=== WRITTEN REQUEST ===
Pick out the lines below that include the string "Transations".

=== THE INPUT ===

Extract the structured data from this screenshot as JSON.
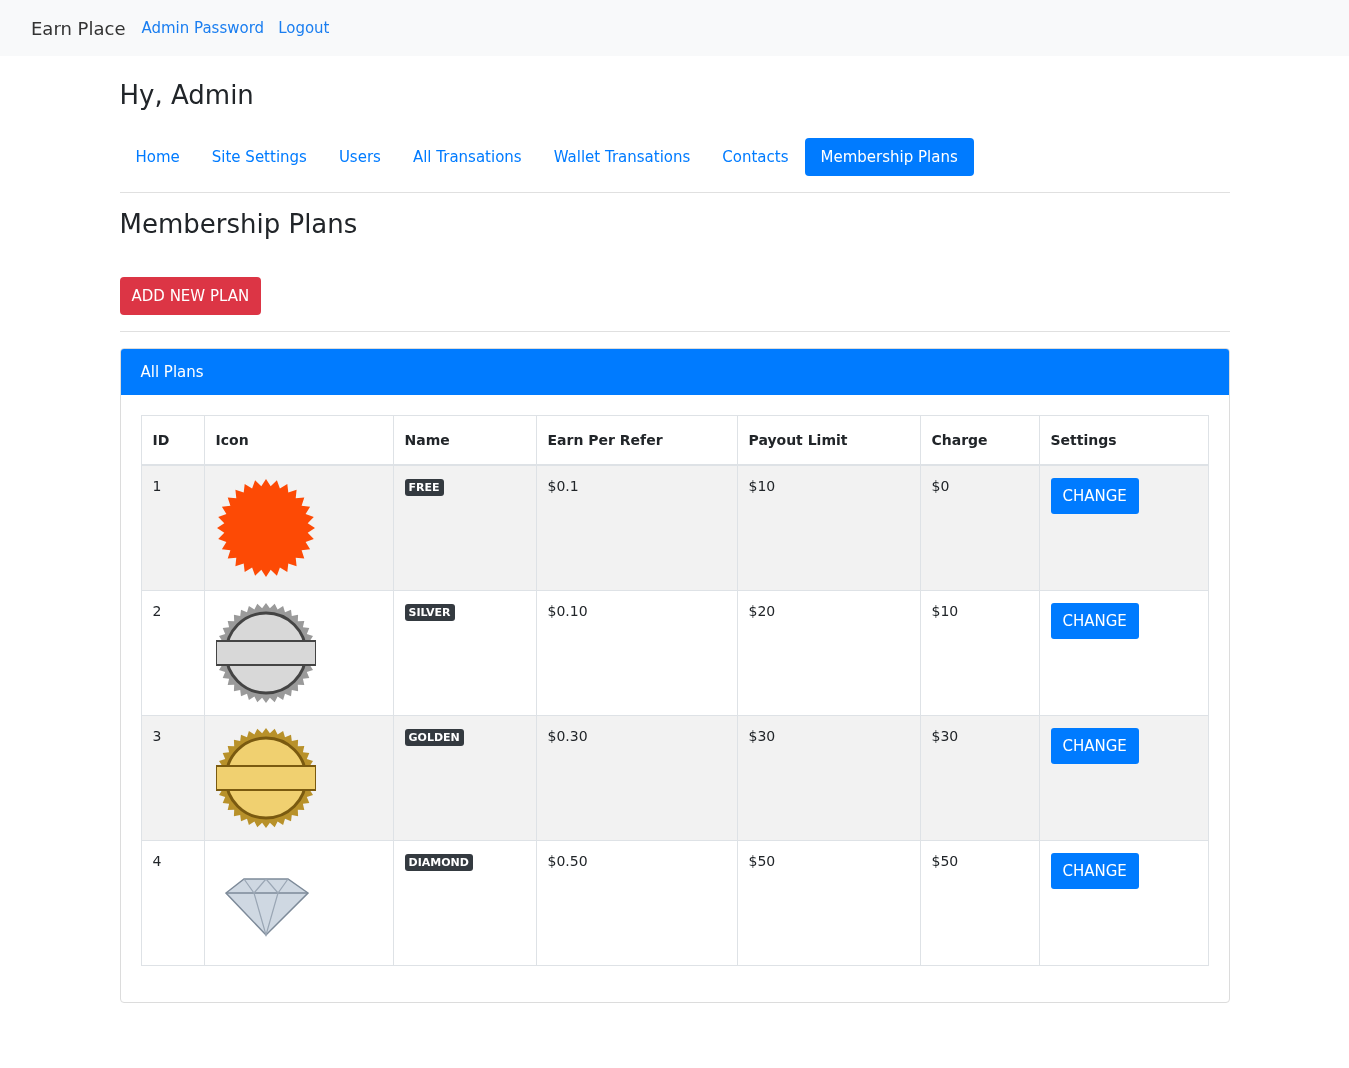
{
  "navbar": {
    "brand": "Earn Place",
    "links": [
      "Admin Password",
      "Logout"
    ]
  },
  "greeting": "Hy, Admin",
  "tabs": [
    {
      "label": "Home",
      "selected": false
    },
    {
      "label": "Site Settings",
      "selected": false
    },
    {
      "label": "Users",
      "selected": false
    },
    {
      "label": "All Transations",
      "selected": false
    },
    {
      "label": "Wallet Transations",
      "selected": false
    },
    {
      "label": "Contacts",
      "selected": false
    },
    {
      "label": "Membership Plans",
      "selected": true
    }
  ],
  "page_title": "Membership Plans",
  "add_button": "ADD NEW PLAN",
  "card": {
    "title": "All Plans",
    "table": {
      "columns": [
        "ID",
        "Icon",
        "Name",
        "Earn Per Refer",
        "Payout Limit",
        "Charge",
        "Settings"
      ],
      "rows": [
        {
          "id": "1",
          "kind": "starburst",
          "name": "FREE",
          "earn": "$0.1",
          "payout": "$10",
          "charge": "$0",
          "button": "CHANGE"
        },
        {
          "id": "2",
          "kind": "silver-seal",
          "name": "SILVER",
          "earn": "$0.10",
          "payout": "$20",
          "charge": "$10",
          "button": "CHANGE"
        },
        {
          "id": "3",
          "kind": "gold-seal",
          "name": "GOLDEN",
          "earn": "$0.30",
          "payout": "$30",
          "charge": "$30",
          "button": "CHANGE"
        },
        {
          "id": "4",
          "kind": "diamond",
          "name": "DIAMOND",
          "earn": "$0.50",
          "payout": "$50",
          "charge": "$50",
          "button": "CHANGE"
        }
      ]
    }
  }
}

=== ANSWER BELOW ===
      "label": "All Transations",
      "label": "Wallet Transations",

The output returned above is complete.